PROBLEM: Count the lines below that contain the word "export", and give only that number.
-- START OF STORED RECORDS --
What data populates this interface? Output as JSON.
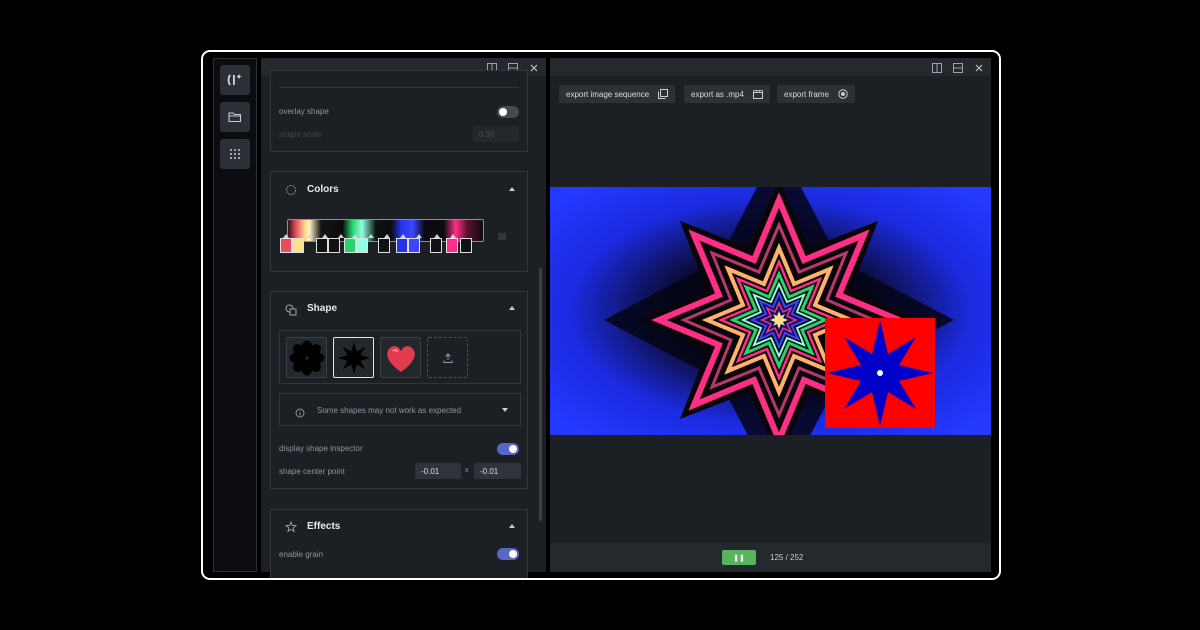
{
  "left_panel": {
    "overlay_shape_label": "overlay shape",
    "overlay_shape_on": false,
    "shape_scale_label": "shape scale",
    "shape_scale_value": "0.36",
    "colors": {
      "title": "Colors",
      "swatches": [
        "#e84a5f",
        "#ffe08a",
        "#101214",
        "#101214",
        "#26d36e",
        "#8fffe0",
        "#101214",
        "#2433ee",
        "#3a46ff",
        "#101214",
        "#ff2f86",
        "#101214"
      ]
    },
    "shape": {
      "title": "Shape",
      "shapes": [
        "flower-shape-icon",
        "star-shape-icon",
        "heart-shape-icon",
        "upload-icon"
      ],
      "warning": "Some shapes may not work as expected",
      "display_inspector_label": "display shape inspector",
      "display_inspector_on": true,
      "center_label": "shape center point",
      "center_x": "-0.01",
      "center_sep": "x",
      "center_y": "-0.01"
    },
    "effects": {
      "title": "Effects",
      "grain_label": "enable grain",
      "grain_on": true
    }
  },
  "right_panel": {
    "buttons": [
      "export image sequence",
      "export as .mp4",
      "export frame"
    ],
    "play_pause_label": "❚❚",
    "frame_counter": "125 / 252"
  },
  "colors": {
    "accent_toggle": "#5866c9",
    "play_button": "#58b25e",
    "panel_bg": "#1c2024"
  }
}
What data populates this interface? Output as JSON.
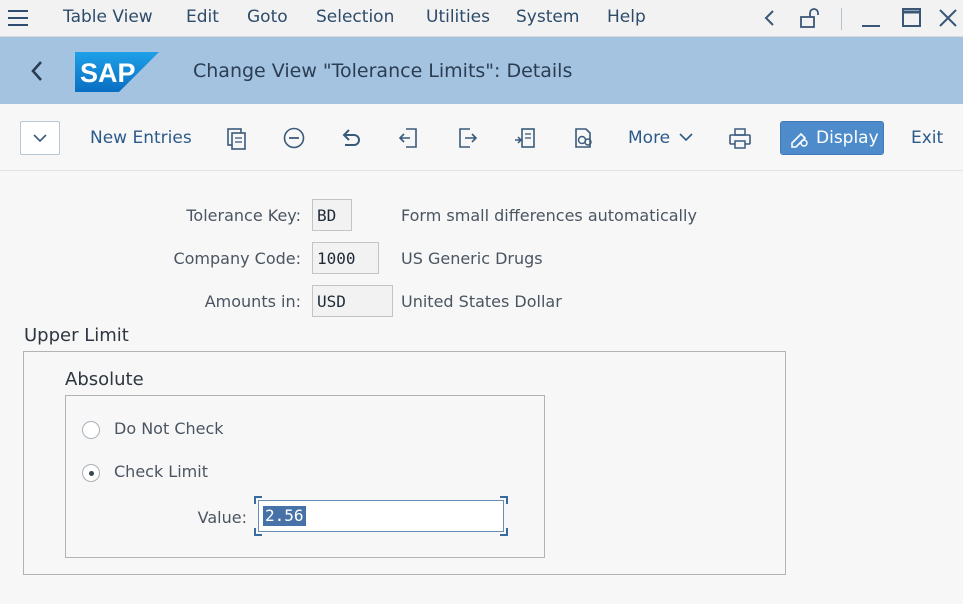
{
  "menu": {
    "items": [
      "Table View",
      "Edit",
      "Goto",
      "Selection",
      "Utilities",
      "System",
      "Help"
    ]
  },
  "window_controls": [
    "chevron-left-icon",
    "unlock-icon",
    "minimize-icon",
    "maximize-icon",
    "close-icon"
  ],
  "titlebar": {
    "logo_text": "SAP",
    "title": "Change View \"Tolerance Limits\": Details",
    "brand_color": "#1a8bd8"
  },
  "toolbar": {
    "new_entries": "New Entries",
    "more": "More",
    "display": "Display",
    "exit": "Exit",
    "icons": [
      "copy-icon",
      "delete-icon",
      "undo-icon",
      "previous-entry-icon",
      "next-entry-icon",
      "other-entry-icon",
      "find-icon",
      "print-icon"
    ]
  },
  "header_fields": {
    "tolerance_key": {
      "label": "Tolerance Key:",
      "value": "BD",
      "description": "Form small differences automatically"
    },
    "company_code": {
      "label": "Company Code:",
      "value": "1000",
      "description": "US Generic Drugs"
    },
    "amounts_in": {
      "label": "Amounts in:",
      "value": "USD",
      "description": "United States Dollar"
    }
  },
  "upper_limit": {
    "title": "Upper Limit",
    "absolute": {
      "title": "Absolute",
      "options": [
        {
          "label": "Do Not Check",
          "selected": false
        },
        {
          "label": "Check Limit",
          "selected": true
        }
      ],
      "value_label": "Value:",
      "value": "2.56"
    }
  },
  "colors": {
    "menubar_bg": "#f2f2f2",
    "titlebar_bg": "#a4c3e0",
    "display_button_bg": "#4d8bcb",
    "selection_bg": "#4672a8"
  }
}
-- END OF STORED RECORDS --
TASK RESULT: 3